____ Data for this task
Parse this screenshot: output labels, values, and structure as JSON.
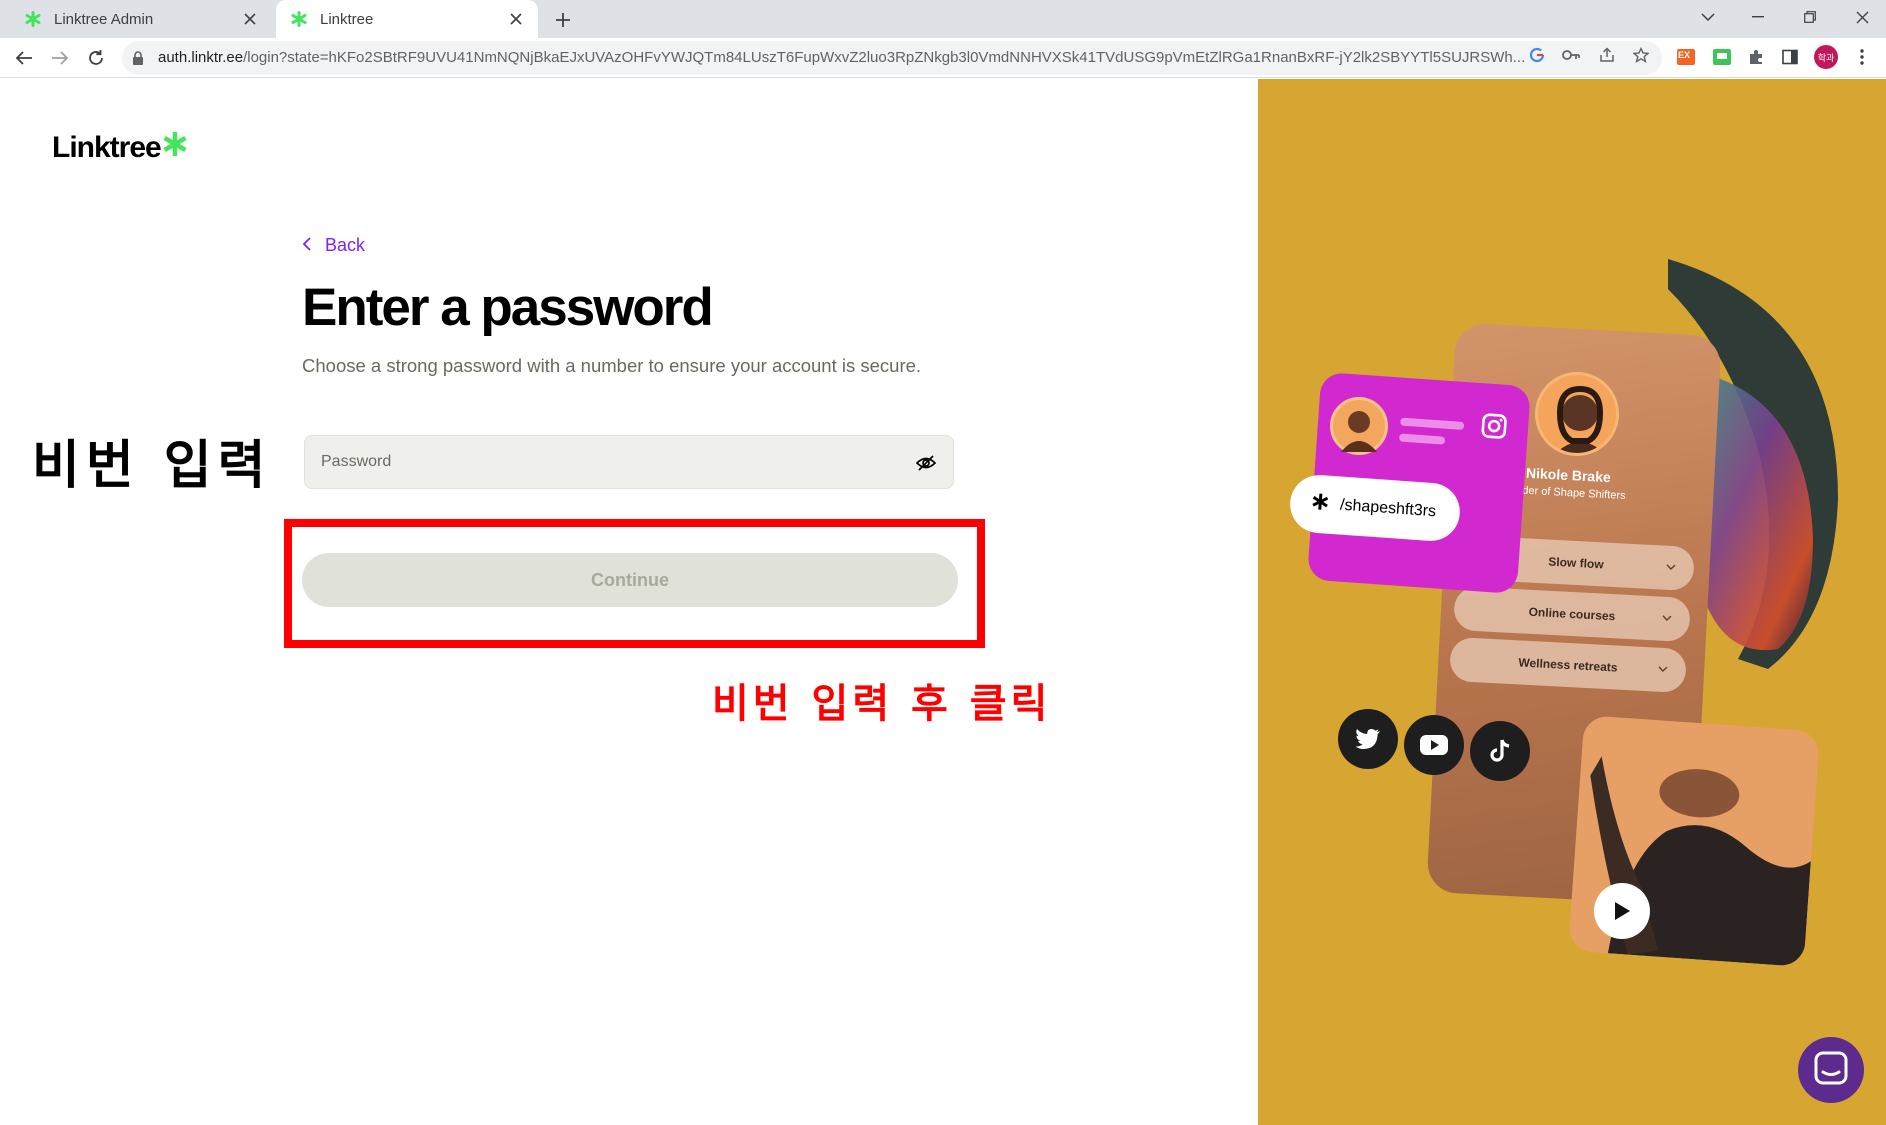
{
  "browser": {
    "tabs": [
      {
        "title": "Linktree Admin",
        "active": false
      },
      {
        "title": "Linktree",
        "active": true
      }
    ],
    "url_host": "auth.linktr.ee",
    "url_rest": "/login?state=hKFo2SBtRF9UVU41NmNQNjBkaEJxUVAzOHFvYWJQTm84LUszT6FupWxvZ2luo3RpZNkgb3l0VmdNNHVXSk41TVdUSG9pVmEtZlRGa1RnanBxRF-jY2lk2SBYYTl5SUJRSWh...",
    "profile_label": "학과",
    "ext_label": "EX"
  },
  "page": {
    "logo_text": "Linktree",
    "back_label": "Back",
    "heading": "Enter a password",
    "subtext": "Choose a strong password with a number to ensure your account is secure.",
    "password_placeholder": "Password",
    "continue_label": "Continue"
  },
  "annotations": {
    "left_note": "비번 입력",
    "red_note": "비번 입력 후 클릭"
  },
  "illustration": {
    "profile_name": "Nikole Brake",
    "profile_tagline": "under of Shape Shifters",
    "handle": "/shapeshft3rs",
    "links": [
      "Slow flow",
      "Online courses",
      "Wellness retreats"
    ]
  },
  "colors": {
    "accent_purple": "#7f22fe",
    "panel_mustard": "#d7a531",
    "annotation_red": "#ff0000",
    "logo_green": "#43e55e"
  }
}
________
- Exercise directions -
Leave out the pictures and copy everything else in the records word for word.

- Correct result -
Parse this screenshot: output labels, values, and structure as JSON.
{
  "browser": {
    "tabs": [
      {
        "title": "Linktree Admin",
        "active": false
      },
      {
        "title": "Linktree",
        "active": true
      }
    ],
    "url_host": "auth.linktr.ee",
    "url_rest": "/login?state=hKFo2SBtRF9UVU41NmNQNjBkaEJxUVAzOHFvYWJQTm84LUszT6FupWxvZ2luo3RpZNkgb3l0VmdNNHVXSk41TVdUSG9pVmEtZlRGa1RnanBxRF-jY2lk2SBYYTl5SUJRSWh...",
    "profile_label": "학과",
    "ext_label": "EX"
  },
  "page": {
    "logo_text": "Linktree",
    "back_label": "Back",
    "heading": "Enter a password",
    "subtext": "Choose a strong password with a number to ensure your account is secure.",
    "password_placeholder": "Password",
    "continue_label": "Continue"
  },
  "annotations": {
    "left_note": "비번 입력",
    "red_note": "비번 입력 후 클릭"
  },
  "illustration": {
    "profile_name": "Nikole Brake",
    "profile_tagline": "under of Shape Shifters",
    "handle": "/shapeshft3rs",
    "links": [
      "Slow flow",
      "Online courses",
      "Wellness retreats"
    ]
  },
  "colors": {
    "accent_purple": "#7f22fe",
    "panel_mustard": "#d7a531",
    "annotation_red": "#ff0000",
    "logo_green": "#43e55e"
  }
}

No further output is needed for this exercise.